◆ **What is expected**: Restate the listing that follows word for word, without its pictures.

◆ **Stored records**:
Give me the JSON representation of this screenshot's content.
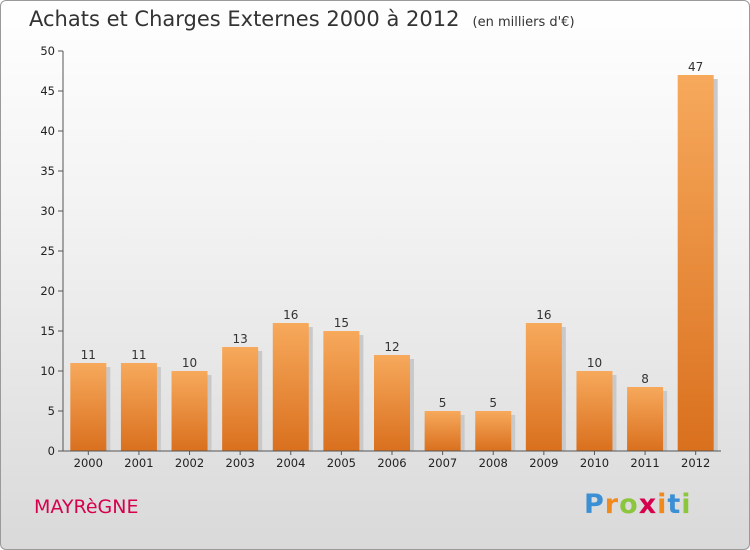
{
  "chart_data": {
    "type": "bar",
    "title": "Achats et Charges Externes 2000 à 2012",
    "subtitle": "(en milliers d'€)",
    "categories": [
      "2000",
      "2001",
      "2002",
      "2003",
      "2004",
      "2005",
      "2006",
      "2007",
      "2008",
      "2009",
      "2010",
      "2011",
      "2012"
    ],
    "values": [
      11,
      11,
      10,
      13,
      16,
      15,
      12,
      5,
      5,
      16,
      10,
      8,
      47
    ],
    "ylim": [
      0,
      50
    ],
    "yticks": [
      0,
      5,
      10,
      15,
      20,
      25,
      30,
      35,
      40,
      45,
      50
    ],
    "grid": false,
    "legend": "none",
    "colors": {
      "bar_light": "#f7a95c",
      "bar_dark": "#d9701e",
      "bar_shadow": "#c9c9c9"
    }
  },
  "footer": {
    "commune": "MAYRèGNE",
    "brand": [
      "P",
      "r",
      "o",
      "x",
      "i",
      "t",
      "i"
    ],
    "brand_colors": [
      "#3b8fd4",
      "#f08a1c",
      "#8cc63f",
      "#d6004d",
      "#f08a1c",
      "#3b8fd4",
      "#8cc63f"
    ]
  }
}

◆ **Exercise output**:
Give me the JSON representation of this screenshot's content.
{
  "chart_data": {
    "type": "bar",
    "title": "Achats et Charges Externes 2000 à 2012",
    "subtitle": "(en milliers d'€)",
    "categories": [
      "2000",
      "2001",
      "2002",
      "2003",
      "2004",
      "2005",
      "2006",
      "2007",
      "2008",
      "2009",
      "2010",
      "2011",
      "2012"
    ],
    "values": [
      11,
      11,
      10,
      13,
      16,
      15,
      12,
      5,
      5,
      16,
      10,
      8,
      47
    ],
    "ylim": [
      0,
      50
    ],
    "yticks": [
      0,
      5,
      10,
      15,
      20,
      25,
      30,
      35,
      40,
      45,
      50
    ],
    "grid": false,
    "legend": "none",
    "colors": {
      "bar_light": "#f7a95c",
      "bar_dark": "#d9701e",
      "bar_shadow": "#c9c9c9"
    }
  },
  "footer": {
    "commune": "MAYRèGNE",
    "brand": [
      "P",
      "r",
      "o",
      "x",
      "i",
      "t",
      "i"
    ],
    "brand_colors": [
      "#3b8fd4",
      "#f08a1c",
      "#8cc63f",
      "#d6004d",
      "#f08a1c",
      "#3b8fd4",
      "#8cc63f"
    ]
  }
}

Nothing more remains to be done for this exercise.